### Instructions to follow
Leave out the pictures and repeat the rest of the material exactly.

Records from a dataset:
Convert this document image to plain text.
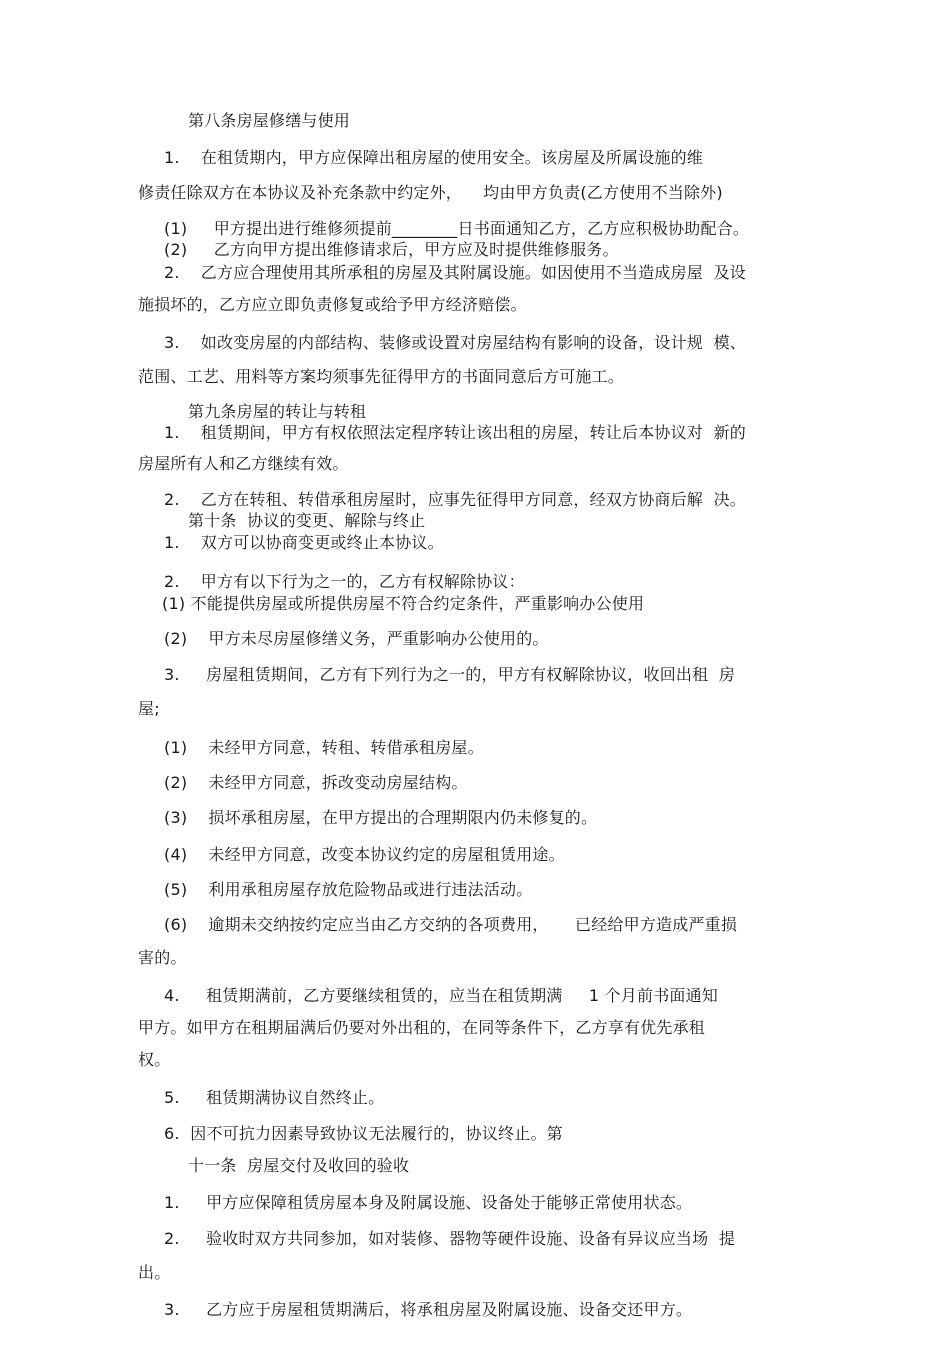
第八条房屋修缮与使用
1.    在租赁期内，甲方应保障出租房屋的使用安全。该房屋及所属设施的维
修责任除双方在本协议及补充条款中约定外，    均由甲方负责(乙方使用不当除外)
(1)     甲方提出进行维修须提前________日书面通知乙方，乙方应积极协助配合。
(2)     乙方向甲方提出维修请求后，甲方应及时提供维修服务。
2.    乙方应合理使用其所承租的房屋及其附属设施。如因使用不当造成房屋  及设
施损坏的，乙方应立即负责修复或给予甲方经济赔偿。
3.    如改变房屋的内部结构、装修或设置对房屋结构有影响的设备，设计规  模、
范围、工艺、用料等方案均须事先征得甲方的书面同意后方可施工。
第九条房屋的转让与转租
1.    租赁期间，甲方有权依照法定程序转让该出租的房屋，转让后本协议对  新的
房屋所有人和乙方继续有效。
2.    乙方在转租、转借承租房屋时，应事先征得甲方同意，经双方协商后解  决。
第十条  协议的变更、解除与终止
1.    双方可以协商变更或终止本协议。
2.    甲方有以下行为之一的，乙方有权解除协议：
(1) 不能提供房屋或所提供房屋不符合约定条件，严重影响办公使用
(2)    甲方未尽房屋修缮义务，严重影响办公使用的。
3.     房屋租赁期间，乙方有下列行为之一的，甲方有权解除协议，收回出租  房
屋;
(1)    未经甲方同意，转租、转借承租房屋。
(2)    未经甲方同意，拆改变动房屋结构。
(3)    损坏承租房屋，在甲方提出的合理期限内仍未修复的。
(4)    未经甲方同意，改变本协议约定的房屋租赁用途。
(5)    利用承租房屋存放危险物品或进行违法活动。
(6)    逾期未交纳按约定应当由乙方交纳的各项费用，     已经给甲方造成严重损
害的。
4.     租赁期满前，乙方要继续租赁的，应当在租赁期满     1 个月前书面通知
甲方。如甲方在租期届满后仍要对外出租的，在同等条件下，乙方享有优先承租
权。
5.     租赁期满协议自然终止。
6.  因不可抗力因素导致协议无法履行的，协议终止。第
十一条  房屋交付及收回的验收
1.     甲方应保障租赁房屋本身及附属设施、设备处于能够正常使用状态。
2.     验收时双方共同参加，如对装修、器物等硬件设施、设备有异议应当场  提
出。
3.     乙方应于房屋租赁期满后，将承租房屋及附属设施、设备交还甲方。
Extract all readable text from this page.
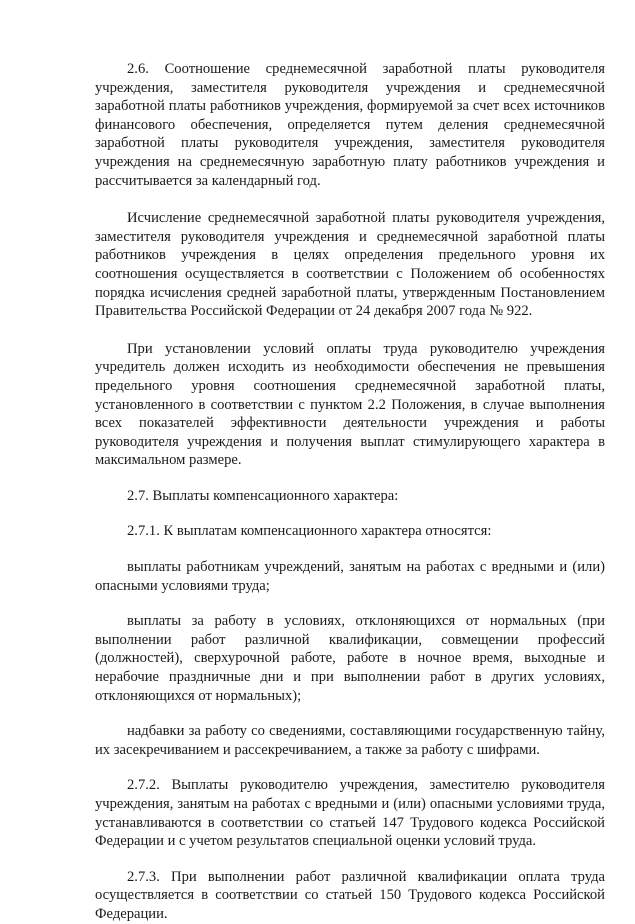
2.6. Соотношение среднемесячной заработной платы руководителя учреждения, заместителя руководителя учреждения и среднемесячной заработной платы работников учреждения, формируемой за счет всех источников финансового обеспечения, определяется путем деления среднемесячной заработной платы руководителя учреждения, заместителя руководителя учреждения на среднемесячную заработную плату работников учреждения и рассчитывается за календарный год.

Исчисление среднемесячной заработной платы руководителя учреждения, заместителя руководителя учреждения и среднемесячной заработной платы работников учреждения в целях определения предельного уровня их соотношения осуществляется в соответствии с Положением об особенностях порядка исчисления средней заработной платы, утвержденным Постановлением Правительства Российской Федерации от 24 декабря 2007 года № 922.

При установлении условий оплаты труда руководителю учреждения учредитель должен исходить из необходимости обеспечения не превышения предельного уровня соотношения среднемесячной заработной платы, установленного в соответствии с пунктом 2.2 Положения, в случае выполнения всех показателей эффективности деятельности учреждения и работы руководителя учреждения и получения выплат стимулирующего характера в максимальном размере.

2.7. Выплаты компенсационного характера:

2.7.1. К выплатам компенсационного характера относятся:

выплаты работникам учреждений, занятым на работах с вредными и (или) опасными условиями труда;

выплаты за работу в условиях, отклоняющихся от нормальных (при выполнении работ различной квалификации, совмещении профессий (должностей), сверхурочной работе, работе в ночное время, выходные и нерабочие праздничные дни и при выполнении работ в других условиях, отклоняющихся от нормальных);

надбавки за работу со сведениями, составляющими государственную тайну, их засекречиванием и рассекречиванием, а также за работу с шифрами.

2.7.2. Выплаты руководителю учреждения, заместителю руководителя учреждения, занятым на работах с вредными и (или) опасными условиями труда, устанавливаются в соответствии со статьей 147 Трудового кодекса Российской Федерации и с учетом результатов специальной оценки условий труда.

2.7.3. При выполнении работ различной квалификации оплата труда осуществляется в соответствии со статьей 150 Трудового кодекса Российской Федерации.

### Expected output
Convert this document image to plain text.
第八条房屋修缮与使用
1.    在租赁期内，甲方应保障出租房屋的使用安全。该房屋及所属设施的维
修责任除双方在本协议及补充条款中约定外，    均由甲方负责(乙方使用不当除外)
(1)     甲方提出进行维修须提前________日书面通知乙方，乙方应积极协助配合。
(2)     乙方向甲方提出维修请求后，甲方应及时提供维修服务。
2.    乙方应合理使用其所承租的房屋及其附属设施。如因使用不当造成房屋  及设
施损坏的，乙方应立即负责修复或给予甲方经济赔偿。
3.    如改变房屋的内部结构、装修或设置对房屋结构有影响的设备，设计规  模、
范围、工艺、用料等方案均须事先征得甲方的书面同意后方可施工。
第九条房屋的转让与转租
1.    租赁期间，甲方有权依照法定程序转让该出租的房屋，转让后本协议对  新的
房屋所有人和乙方继续有效。
2.    乙方在转租、转借承租房屋时，应事先征得甲方同意，经双方协商后解  决。
第十条  协议的变更、解除与终止
1.    双方可以协商变更或终止本协议。
2.    甲方有以下行为之一的，乙方有权解除协议：
(1) 不能提供房屋或所提供房屋不符合约定条件，严重影响办公使用
(2)    甲方未尽房屋修缮义务，严重影响办公使用的。
3.     房屋租赁期间，乙方有下列行为之一的，甲方有权解除协议，收回出租  房
屋;
(1)    未经甲方同意，转租、转借承租房屋。
(2)    未经甲方同意，拆改变动房屋结构。
(3)    损坏承租房屋，在甲方提出的合理期限内仍未修复的。
(4)    未经甲方同意，改变本协议约定的房屋租赁用途。
(5)    利用承租房屋存放危险物品或进行违法活动。
(6)    逾期未交纳按约定应当由乙方交纳的各项费用，     已经给甲方造成严重损
害的。
4.     租赁期满前，乙方要继续租赁的，应当在租赁期满     1 个月前书面通知
甲方。如甲方在租期届满后仍要对外出租的，在同等条件下，乙方享有优先承租
权。
5.     租赁期满协议自然终止。
6.  因不可抗力因素导致协议无法履行的，协议终止。第
十一条  房屋交付及收回的验收
1.     甲方应保障租赁房屋本身及附属设施、设备处于能够正常使用状态。
2.     验收时双方共同参加，如对装修、器物等硬件设施、设备有异议应当场  提
出。
3.     乙方应于房屋租赁期满后，将承租房屋及附属设施、设备交还甲方。
Extract all readable text from this page.
2.6. Соотношение среднемесячной заработной платы руководителя учреждения, заместителя руководителя учреждения и среднемесячной заработной платы работников учреждения, формируемой за счет всех источников финансового обеспечения, определяется путем деления среднемесячной заработной платы руководителя учреждения, заместителя руководителя учреждения на среднемесячную заработную плату работников учреждения и рассчитывается за календарный год.

Исчисление среднемесячной заработной платы руководителя учреждения, заместителя руководителя учреждения и среднемесячной заработной платы работников учреждения в целях определения предельного уровня их соотношения осуществляется в соответствии с Положением об особенностях порядка исчисления средней заработной платы, утвержденным Постановлением Правительства Российской Федерации от 24 декабря 2007 года № 922.

При установлении условий оплаты труда руководителю учреждения учредитель должен исходить из необходимости обеспечения не превышения предельного уровня соотношения среднемесячной заработной платы, установленного в соответствии с пунктом 2.2 Положения, в случае выполнения всех показателей эффективности деятельности учреждения и работы руководителя учреждения и получения выплат стимулирующего характера в максимальном размере.

2.7. Выплаты компенсационного характера:

2.7.1. К выплатам компенсационного характера относятся:

выплаты работникам учреждений, занятым на работах с вредными и (или) опасными условиями труда;

выплаты за работу в условиях, отклоняющихся от нормальных (при выполнении работ различной квалификации, совмещении профессий (должностей), сверхурочной работе, работе в ночное время, выходные и нерабочие праздничные дни и при выполнении работ в других условиях, отклоняющихся от нормальных);

надбавки за работу со сведениями, составляющими государственную тайну, их засекречиванием и рассекречиванием, а также за работу с шифрами.

2.7.2. Выплаты руководителю учреждения, заместителю руководителя учреждения, занятым на работах с вредными и (или) опасными условиями труда, устанавливаются в соответствии со статьей 147 Трудового кодекса Российской Федерации и с учетом результатов специальной оценки условий труда.

2.7.3. При выполнении работ различной квалификации оплата труда осуществляется в соответствии со статьей 150 Трудового кодекса Российской Федерации.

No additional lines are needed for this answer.